Rows from a figure dataset:
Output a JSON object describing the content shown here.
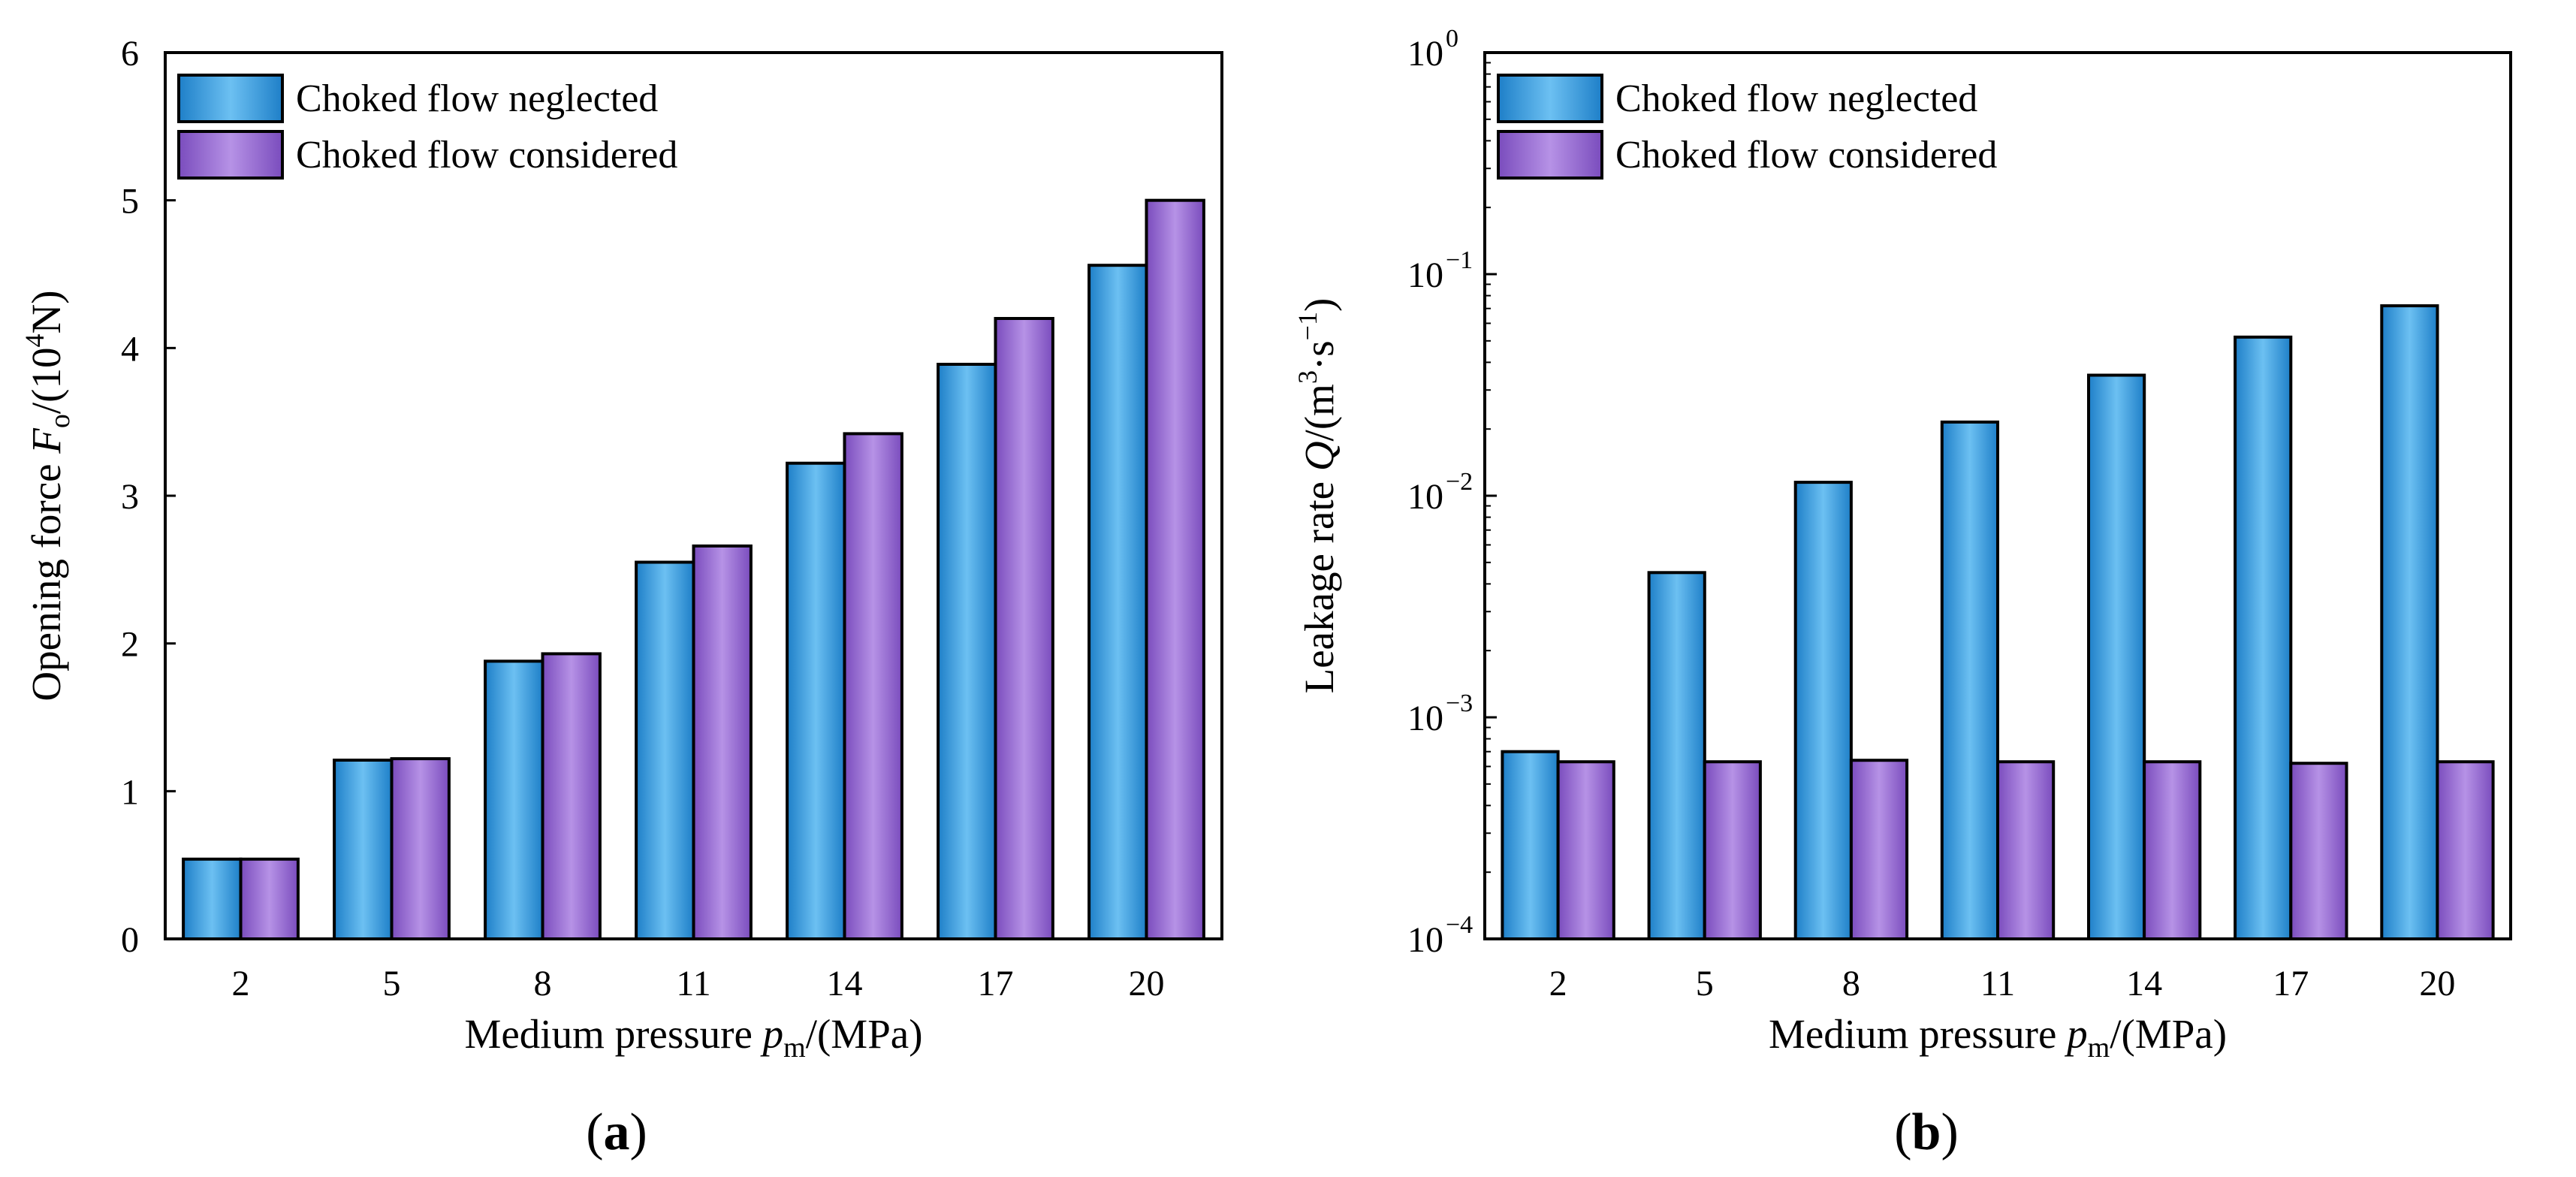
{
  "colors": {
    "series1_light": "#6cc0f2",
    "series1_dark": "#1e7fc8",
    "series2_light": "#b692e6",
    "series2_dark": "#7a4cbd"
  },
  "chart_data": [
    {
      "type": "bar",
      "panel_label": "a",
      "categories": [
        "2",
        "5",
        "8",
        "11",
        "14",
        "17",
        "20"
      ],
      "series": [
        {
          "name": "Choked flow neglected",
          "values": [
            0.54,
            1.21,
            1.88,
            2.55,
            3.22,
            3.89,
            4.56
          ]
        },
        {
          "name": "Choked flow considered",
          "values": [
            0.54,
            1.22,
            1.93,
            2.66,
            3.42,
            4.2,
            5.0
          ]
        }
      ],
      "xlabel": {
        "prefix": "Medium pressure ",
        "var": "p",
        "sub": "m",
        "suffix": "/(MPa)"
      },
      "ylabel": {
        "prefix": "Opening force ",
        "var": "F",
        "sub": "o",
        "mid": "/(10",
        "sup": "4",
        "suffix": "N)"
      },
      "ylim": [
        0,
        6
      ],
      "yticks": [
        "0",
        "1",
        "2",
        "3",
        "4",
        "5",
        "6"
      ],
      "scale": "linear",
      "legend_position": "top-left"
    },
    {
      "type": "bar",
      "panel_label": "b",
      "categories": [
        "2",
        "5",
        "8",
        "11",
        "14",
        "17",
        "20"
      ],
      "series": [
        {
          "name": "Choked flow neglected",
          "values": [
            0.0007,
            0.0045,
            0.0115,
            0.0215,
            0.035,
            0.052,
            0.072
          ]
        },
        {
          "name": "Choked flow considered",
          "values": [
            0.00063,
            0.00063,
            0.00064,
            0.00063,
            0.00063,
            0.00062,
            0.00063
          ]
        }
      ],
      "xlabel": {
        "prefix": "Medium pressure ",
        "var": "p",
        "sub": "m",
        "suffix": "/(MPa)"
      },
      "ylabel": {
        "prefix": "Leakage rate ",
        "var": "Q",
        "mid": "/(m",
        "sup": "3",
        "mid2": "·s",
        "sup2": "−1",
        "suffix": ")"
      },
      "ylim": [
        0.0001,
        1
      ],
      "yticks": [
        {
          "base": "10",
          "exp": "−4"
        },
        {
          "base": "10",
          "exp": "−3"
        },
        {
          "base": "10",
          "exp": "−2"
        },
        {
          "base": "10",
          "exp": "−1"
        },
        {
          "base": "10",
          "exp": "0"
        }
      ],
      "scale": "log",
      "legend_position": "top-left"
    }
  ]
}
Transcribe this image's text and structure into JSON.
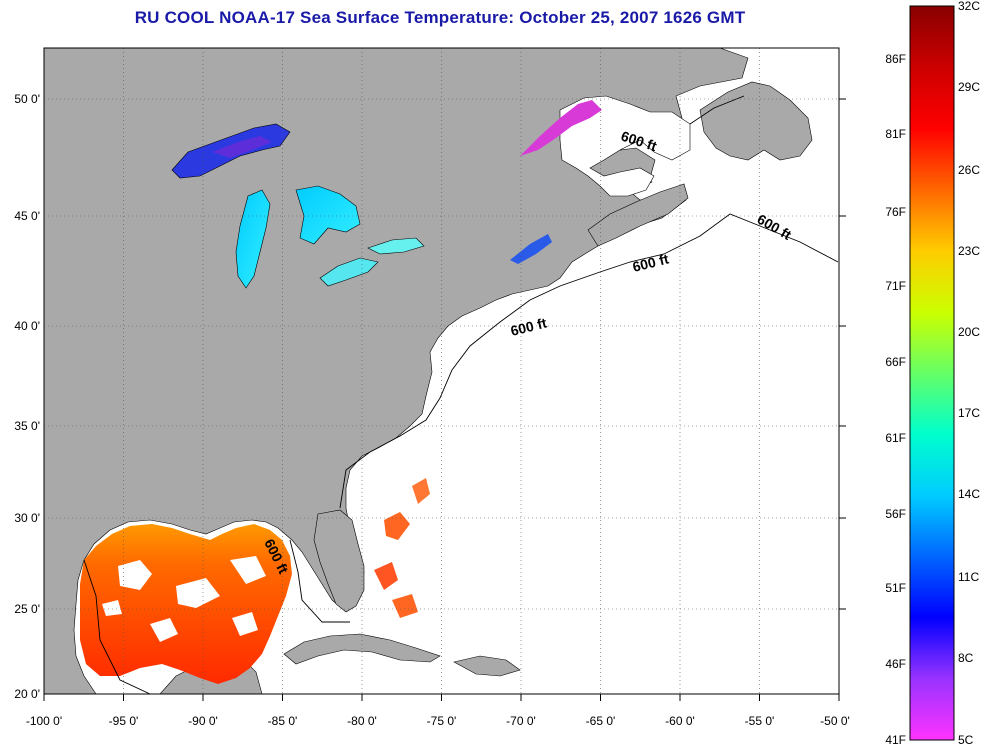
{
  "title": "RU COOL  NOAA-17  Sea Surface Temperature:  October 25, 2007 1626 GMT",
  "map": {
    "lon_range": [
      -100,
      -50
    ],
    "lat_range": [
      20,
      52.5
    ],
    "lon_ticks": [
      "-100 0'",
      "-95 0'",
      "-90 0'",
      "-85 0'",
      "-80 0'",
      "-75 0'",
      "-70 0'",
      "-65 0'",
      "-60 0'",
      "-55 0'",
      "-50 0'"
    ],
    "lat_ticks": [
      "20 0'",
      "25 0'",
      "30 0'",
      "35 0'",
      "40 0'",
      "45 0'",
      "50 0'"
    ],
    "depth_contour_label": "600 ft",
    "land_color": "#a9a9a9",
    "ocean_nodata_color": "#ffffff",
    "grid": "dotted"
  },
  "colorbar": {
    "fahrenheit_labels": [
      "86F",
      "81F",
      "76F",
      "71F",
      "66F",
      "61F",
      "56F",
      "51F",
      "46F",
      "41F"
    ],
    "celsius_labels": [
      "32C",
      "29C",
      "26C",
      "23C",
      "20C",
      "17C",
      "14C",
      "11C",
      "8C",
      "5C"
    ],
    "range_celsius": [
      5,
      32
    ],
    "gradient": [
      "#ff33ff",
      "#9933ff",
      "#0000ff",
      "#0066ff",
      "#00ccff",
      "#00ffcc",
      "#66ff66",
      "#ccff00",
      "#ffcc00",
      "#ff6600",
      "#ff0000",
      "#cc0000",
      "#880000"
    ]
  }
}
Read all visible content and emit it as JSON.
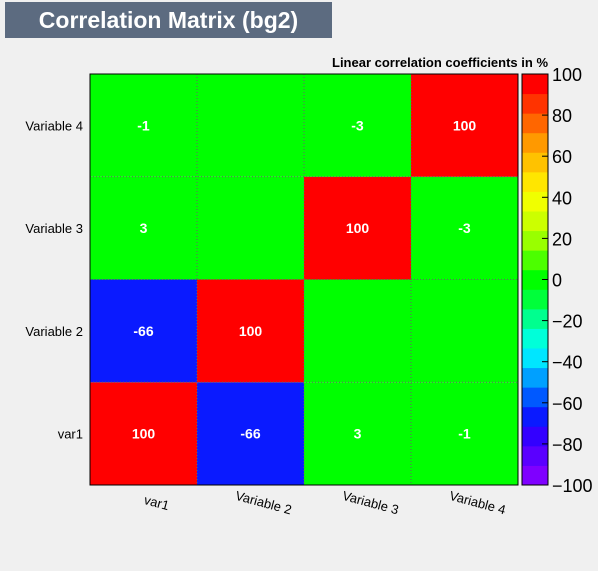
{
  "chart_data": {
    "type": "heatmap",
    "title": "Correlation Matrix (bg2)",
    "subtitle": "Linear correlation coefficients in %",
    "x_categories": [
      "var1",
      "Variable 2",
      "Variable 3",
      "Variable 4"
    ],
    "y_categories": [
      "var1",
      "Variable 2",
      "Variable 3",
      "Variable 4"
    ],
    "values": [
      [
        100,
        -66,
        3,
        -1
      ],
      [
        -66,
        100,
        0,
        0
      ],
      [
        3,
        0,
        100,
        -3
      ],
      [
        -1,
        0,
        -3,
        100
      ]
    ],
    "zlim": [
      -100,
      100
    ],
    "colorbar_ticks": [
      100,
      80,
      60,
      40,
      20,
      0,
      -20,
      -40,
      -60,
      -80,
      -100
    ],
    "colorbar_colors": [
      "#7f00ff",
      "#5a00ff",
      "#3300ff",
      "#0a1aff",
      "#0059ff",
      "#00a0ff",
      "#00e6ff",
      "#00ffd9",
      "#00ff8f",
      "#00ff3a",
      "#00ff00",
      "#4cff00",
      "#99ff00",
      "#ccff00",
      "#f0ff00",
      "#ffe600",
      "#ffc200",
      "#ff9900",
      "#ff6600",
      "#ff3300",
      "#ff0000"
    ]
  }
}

#### TASK DESCRIPTION:
From the listing, extract all text exactly as given and drop any picture.

#### SOLUTION:
Output a JSON object describing the content shown here.
{
  "colors": {
    "series1_light": "#6cc0f2",
    "series1_dark": "#1e7fc8",
    "series2_light": "#b692e6",
    "series2_dark": "#7a4cbd"
  },
  "chart_data": [
    {
      "type": "bar",
      "panel_label": "a",
      "categories": [
        "2",
        "5",
        "8",
        "11",
        "14",
        "17",
        "20"
      ],
      "series": [
        {
          "name": "Choked flow neglected",
          "values": [
            0.54,
            1.21,
            1.88,
            2.55,
            3.22,
            3.89,
            4.56
          ]
        },
        {
          "name": "Choked flow considered",
          "values": [
            0.54,
            1.22,
            1.93,
            2.66,
            3.42,
            4.2,
            5.0
          ]
        }
      ],
      "xlabel": {
        "prefix": "Medium pressure ",
        "var": "p",
        "sub": "m",
        "suffix": "/(MPa)"
      },
      "ylabel": {
        "prefix": "Opening force ",
        "var": "F",
        "sub": "o",
        "mid": "/(10",
        "sup": "4",
        "suffix": "N)"
      },
      "ylim": [
        0,
        6
      ],
      "yticks": [
        "0",
        "1",
        "2",
        "3",
        "4",
        "5",
        "6"
      ],
      "scale": "linear",
      "legend_position": "top-left"
    },
    {
      "type": "bar",
      "panel_label": "b",
      "categories": [
        "2",
        "5",
        "8",
        "11",
        "14",
        "17",
        "20"
      ],
      "series": [
        {
          "name": "Choked flow neglected",
          "values": [
            0.0007,
            0.0045,
            0.0115,
            0.0215,
            0.035,
            0.052,
            0.072
          ]
        },
        {
          "name": "Choked flow considered",
          "values": [
            0.00063,
            0.00063,
            0.00064,
            0.00063,
            0.00063,
            0.00062,
            0.00063
          ]
        }
      ],
      "xlabel": {
        "prefix": "Medium pressure ",
        "var": "p",
        "sub": "m",
        "suffix": "/(MPa)"
      },
      "ylabel": {
        "prefix": "Leakage rate ",
        "var": "Q",
        "mid": "/(m",
        "sup": "3",
        "mid2": "·s",
        "sup2": "−1",
        "suffix": ")"
      },
      "ylim": [
        0.0001,
        1
      ],
      "yticks": [
        {
          "base": "10",
          "exp": "−4"
        },
        {
          "base": "10",
          "exp": "−3"
        },
        {
          "base": "10",
          "exp": "−2"
        },
        {
          "base": "10",
          "exp": "−1"
        },
        {
          "base": "10",
          "exp": "0"
        }
      ],
      "scale": "log",
      "legend_position": "top-left"
    }
  ]
}
Transcribe this image's text and structure into JSON.
{
  "title": "RU COOL  NOAA-17  Sea Surface Temperature:  October 25, 2007 1626 GMT",
  "map": {
    "lon_range": [
      -100,
      -50
    ],
    "lat_range": [
      20,
      52.5
    ],
    "lon_ticks": [
      "-100 0'",
      "-95 0'",
      "-90 0'",
      "-85 0'",
      "-80 0'",
      "-75 0'",
      "-70 0'",
      "-65 0'",
      "-60 0'",
      "-55 0'",
      "-50 0'"
    ],
    "lat_ticks": [
      "20 0'",
      "25 0'",
      "30 0'",
      "35 0'",
      "40 0'",
      "45 0'",
      "50 0'"
    ],
    "depth_contour_label": "600 ft",
    "land_color": "#a9a9a9",
    "ocean_nodata_color": "#ffffff",
    "grid": "dotted"
  },
  "colorbar": {
    "fahrenheit_labels": [
      "86F",
      "81F",
      "76F",
      "71F",
      "66F",
      "61F",
      "56F",
      "51F",
      "46F",
      "41F"
    ],
    "celsius_labels": [
      "32C",
      "29C",
      "26C",
      "23C",
      "20C",
      "17C",
      "14C",
      "11C",
      "8C",
      "5C"
    ],
    "range_celsius": [
      5,
      32
    ],
    "gradient": [
      "#ff33ff",
      "#9933ff",
      "#0000ff",
      "#0066ff",
      "#00ccff",
      "#00ffcc",
      "#66ff66",
      "#ccff00",
      "#ffcc00",
      "#ff6600",
      "#ff0000",
      "#cc0000",
      "#880000"
    ]
  }
}
Read all visible content and emit it as JSON.
{
  "chart_data": {
    "type": "heatmap",
    "title": "Correlation Matrix (bg2)",
    "subtitle": "Linear correlation coefficients in %",
    "x_categories": [
      "var1",
      "Variable 2",
      "Variable 3",
      "Variable 4"
    ],
    "y_categories": [
      "var1",
      "Variable 2",
      "Variable 3",
      "Variable 4"
    ],
    "values": [
      [
        100,
        -66,
        3,
        -1
      ],
      [
        -66,
        100,
        0,
        0
      ],
      [
        3,
        0,
        100,
        -3
      ],
      [
        -1,
        0,
        -3,
        100
      ]
    ],
    "zlim": [
      -100,
      100
    ],
    "colorbar_ticks": [
      100,
      80,
      60,
      40,
      20,
      0,
      -20,
      -40,
      -60,
      -80,
      -100
    ],
    "colorbar_colors": [
      "#7f00ff",
      "#5a00ff",
      "#3300ff",
      "#0a1aff",
      "#0059ff",
      "#00a0ff",
      "#00e6ff",
      "#00ffd9",
      "#00ff8f",
      "#00ff3a",
      "#00ff00",
      "#4cff00",
      "#99ff00",
      "#ccff00",
      "#f0ff00",
      "#ffe600",
      "#ffc200",
      "#ff9900",
      "#ff6600",
      "#ff3300",
      "#ff0000"
    ]
  }
}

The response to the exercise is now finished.